YOUR INSTRUCTIONS> Write out only the lines from the line containing "Give me a plain-text" to the end of the listing below, both included, exactly as they stand. Drop the pictures.

┄┄┄┄┄┄┄┄┄┄┄┄┄┄┄┄┄┄┄┄

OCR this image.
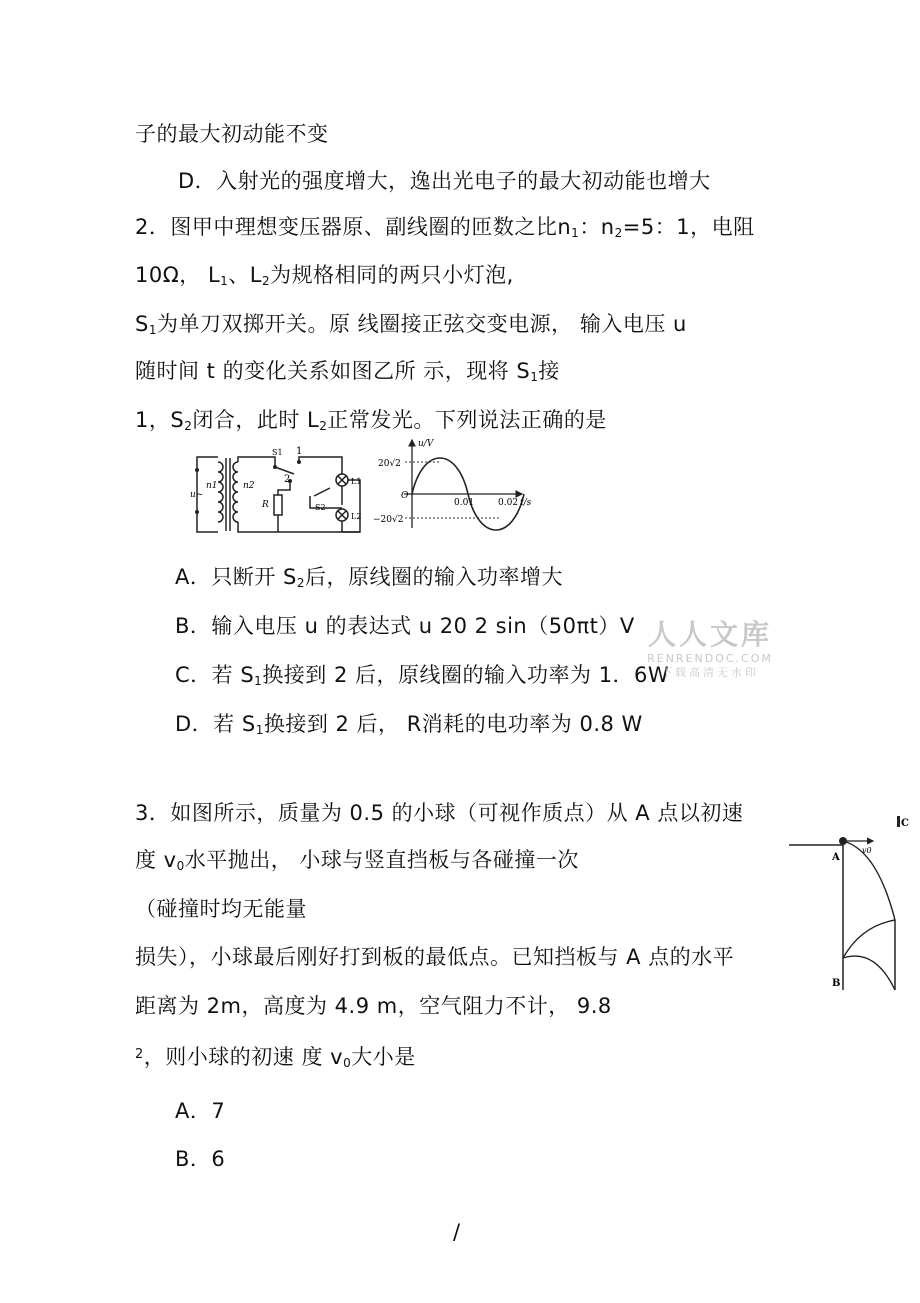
子的最大初动能不变
D．入射光的强度增大，逸出光电子的最大初动能也增大
2．图甲中理想变压器原、副线圈的匝数之比$n_1$：$n_2=5$：1，电阻
10Ω， $L_1$、$L_2$为规格相同的两只小灯泡,
$S_1$为单刀双掷开关。原 线圈接正弦交变电源， 输入电压 u
随时间 t 的变化关系如图乙所 示，现将 $S_1$接
1，$S_2$闭合，此时 $L_2$正常发光。下列说法正确的是
n1	n2
u~
S1 1
2
R	S2
L1
L2
u/V
20√2
−20√2
O
0.01	0.02 t/s
A．只断开 $S_2$后，原线圈的输入功率增大
B．输入电压 u 的表达式 u 20 2 sin（50πt）V
C．若 $S_1$换接到 2 后，原线圈的输入功率为 1．6W
D．若 $S_1$换接到 2 后， R消耗的电功率为 0.8 W
人人文库
RENRENDOC.COM
下载高清无水印
3．如图所示，质量为 0.5 的小球（可视作质点）从 A 点以初速
度 $v_0$水平抛出， 小球与竖直挡板与各碰撞一次
（碰撞时均无能量
损失），小球最后刚好打到板的最低点。已知挡板与 A 点的水平
距离为 2m，高度为 4.9 m，空气阻力不计， 9.8
$^2$，则小球的初速 度 $v_0$大小是
A
B
C
v0
A．7
B．6
/
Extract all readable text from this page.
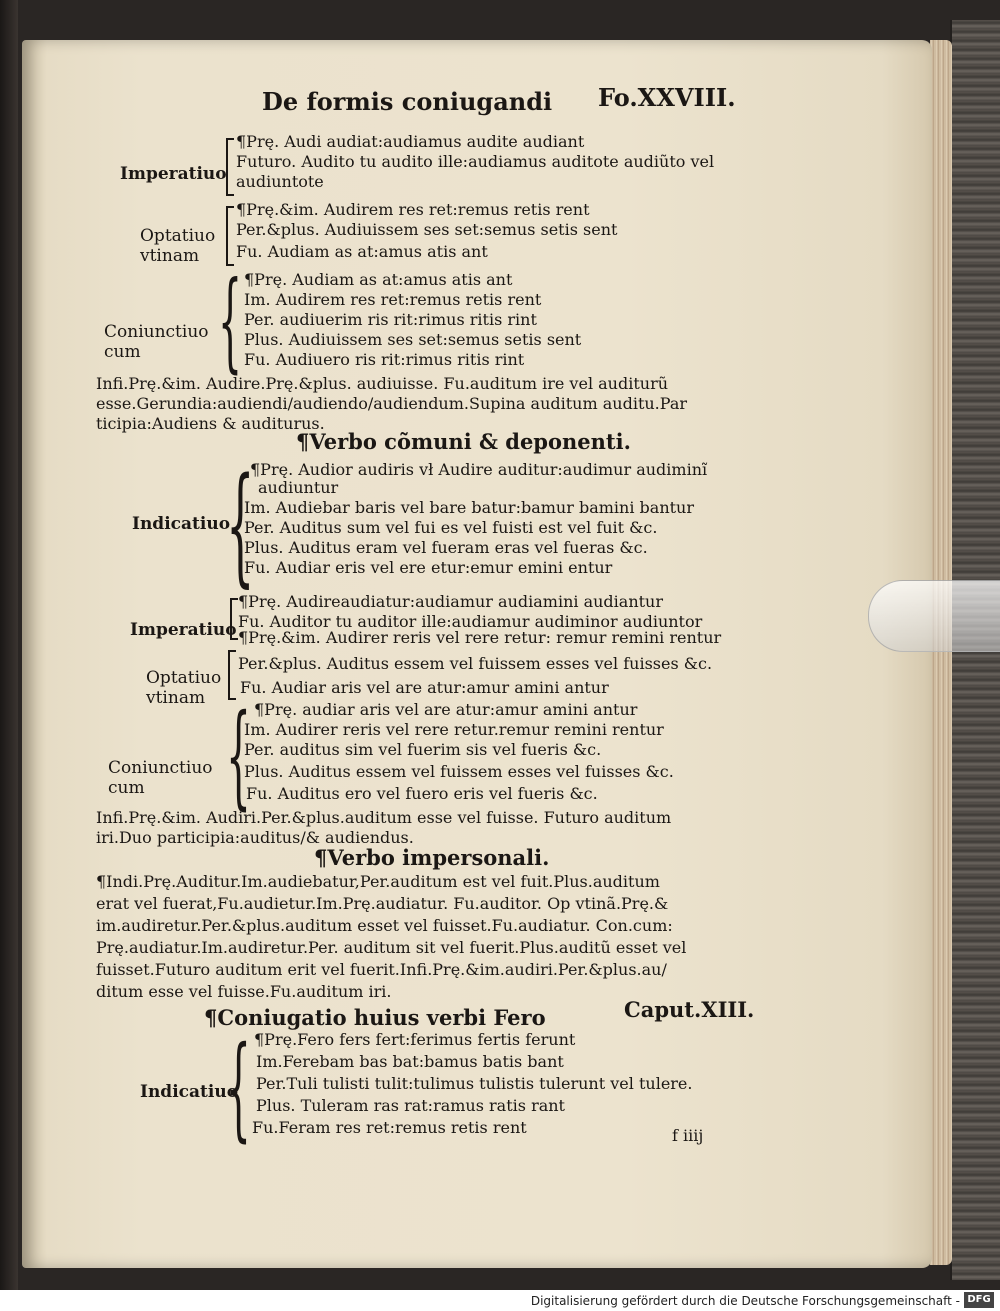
De formis coniugandi Fo.XXVIII.
Imperatiuo
¶Prę. Audi audiat:audiamus audite audiant
Futuro. Audito tu audito ille:audiamus auditote audiũto vel
audiuntote
Optatiuo
vtinam
¶Prę.&im. Audirem res ret:remus retis rent
Per.&plus. Audiuissem ses set:semus setis sent
Fu. Audiam as at:amus atis ant
{
Coniunctiuo
cum
¶Prę. Audiam as at:amus atis ant
Im. Audirem res ret:remus retis rent
Per. audiuerim ris rit:rimus ritis rint
Plus. Audiuissem ses set:semus setis sent
Fu. Audiuero ris rit:rimus ritis rint
Infi.Prę.&im. Audire.Prę.&plus. audiuisse. Fu.auditum ire vel auditurũ
esse.Gerundia:audiendi/audiendo/audiendum.Supina auditum auditu.Par
ticipia:Audiens & auditurus.
¶Verbo cõmuni & deponenti.
{
Indicatiuo
¶Prę. Audior audiris vł Audire auditur:audimur audiminĩ
audiuntur
Im. Audiebar baris vel bare batur:bamur bamini bantur
Per. Auditus sum vel fui es vel fuisti est vel fuit &c.
Plus. Auditus eram vel fueram eras vel fueras &c.
Fu. Audiar eris vel ere etur:emur emini entur
Imperatiuo
¶Prę. Audireaudiatur:audiamur audiamini audiantur
Fu. Auditor tu auditor ille:audiamur audiminor audiuntor
Optatiuo
vtinam
¶Prę.&im. Audirer reris vel rere retur: remur remini rentur
Per.&plus. Auditus essem vel fuissem esses vel fuisses &c.
Fu. Audiar aris vel are atur:amur amini antur
{
Coniunctiuo
cum
¶Prę. audiar aris vel are atur:amur amini antur
Im. Audirer reris vel rere retur.remur remini rentur
Per. auditus sim vel fuerim sis vel fueris &c.
Plus. Auditus essem vel fuissem esses vel fuisses &c.
Fu. Auditus ero vel fuero eris vel fueris &c.
Infi.Prę.&im. Audiri.Per.&plus.auditum esse vel fuisse. Futuro auditum
iri.Duo participia:auditus/& audiendus.
¶Verbo impersonali.
¶Indi.Prę.Auditur.Im.audiebatur,Per.auditum est vel fuit.Plus.auditum
erat vel fuerat,Fu.audietur.Im.Prę.audiatur. Fu.auditor. Op vtinã.Prę.&
im.audiretur.Per.&plus.auditum esset vel fuisset.Fu.audiatur. Con.cum:
Prę.audiatur.Im.audiretur.Per. auditum sit vel fuerit.Plus.auditũ esset vel
fuisset.Futuro auditum erit vel fuerit.Infi.Prę.&im.audiri.Per.&plus.au/
ditum esse vel fuisse.Fu.auditum iri.
¶Coniugatio huius verbi Fero	Caput.XIII.
{
Indicatiuo
¶Prę.Fero fers fert:ferimus fertis ferunt
Im.Ferebam bas bat:bamus batis bant
Per.Tuli tulisti tulit:tulimus tulistis tulerunt vel tulere.
Plus. Tuleram ras rat:ramus ratis rant
Fu.Feram res ret:remus retis rent	f iiij
Digitalisierung gefördert durch die Deutsche Forschungsgemeinschaft - DFG
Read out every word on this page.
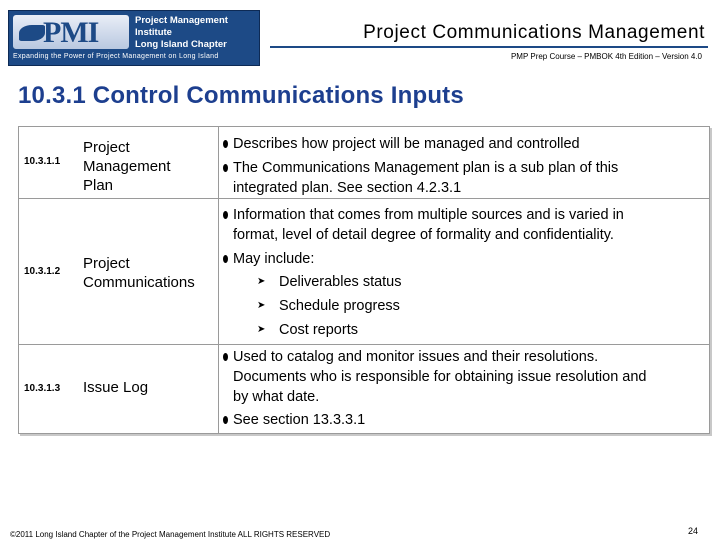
PMI	Project Management Institute
Long Island Chapter
Expanding the Power of Project Management on Long Island
Project Communications Management
PMP Prep Course – PMBOK 4th Edition – Version 4.0
10.3.1 Control Communications Inputs
10.3.1.1
Project
Management
Plan
Describes how project will be managed and controlled
The Communications Management plan is a sub plan of this
integrated plan. See section 4.2.3.1
10.3.1.2 Project
Communications
Information that comes from multiple sources and is varied in
format, level of detail degree of formality and confidentiality.
May include:
➤ Deliverables status
➤ Schedule progress
➤ Cost reports
10.3.1.3 Issue Log
Used to catalog and monitor issues and their resolutions.
Documents who is responsible for obtaining issue resolution and
by what date.
See section 13.3.3.1
©2011 Long Island Chapter of the Project Management Institute ALL RIGHTS RESERVED	24
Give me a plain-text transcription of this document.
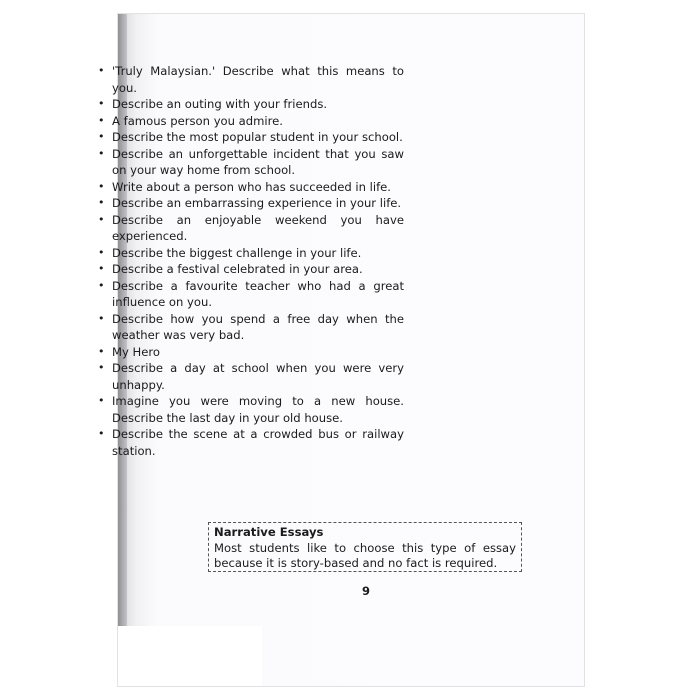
• 'Truly Malaysian.' Describe what this means to you.
• Describe an outing with your friends.
• A famous person you admire.
• Describe the most popular student in your school.
• Describe an unforgettable incident that you saw on your way home from school.
• Write about a person who has succeeded in life.
• Describe an embarrassing experience in your life.
• Describe an enjoyable weekend you have experienced.
• Describe the biggest challenge in your life.
• Describe a festival celebrated in your area.
• Describe a favourite teacher who had a great influence on you.
• Describe how you spend a free day when the weather was very bad.
• My Hero
• Describe a day at school when you were very unhappy.
• Imagine you were moving to a new house. Describe the last day in your old house.
• Describe the scene at a crowded bus or railway station.
Narrative Essays
Most students like to choose this type of essay because it is story-based and no fact is required.
9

┄┄┄┄┄┄┄┄┄┄┄┄┄┄┄┄┄┄┄┄

ANSWER FOR THIS EXERCISE>
Give me a plain-text transcription of this document.
• 'Truly Malaysian.' Describe what this means to you.
• Describe an outing with your friends.
• A famous person you admire.
• Describe the most popular student in your school.
• Describe an unforgettable incident that you saw on your way home from school.
• Write about a person who has succeeded in life.
• Describe an embarrassing experience in your life.
• Describe an enjoyable weekend you have experienced.
• Describe the biggest challenge in your life.
• Describe a festival celebrated in your area.
• Describe a favourite teacher who had a great influence on you.
• Describe how you spend a free day when the weather was very bad.
• My Hero
• Describe a day at school when you were very unhappy.
• Imagine you were moving to a new house. Describe the last day in your old house.
• Describe the scene at a crowded bus or railway station.
Narrative Essays
Most students like to choose this type of essay because it is story-based and no fact is required.
9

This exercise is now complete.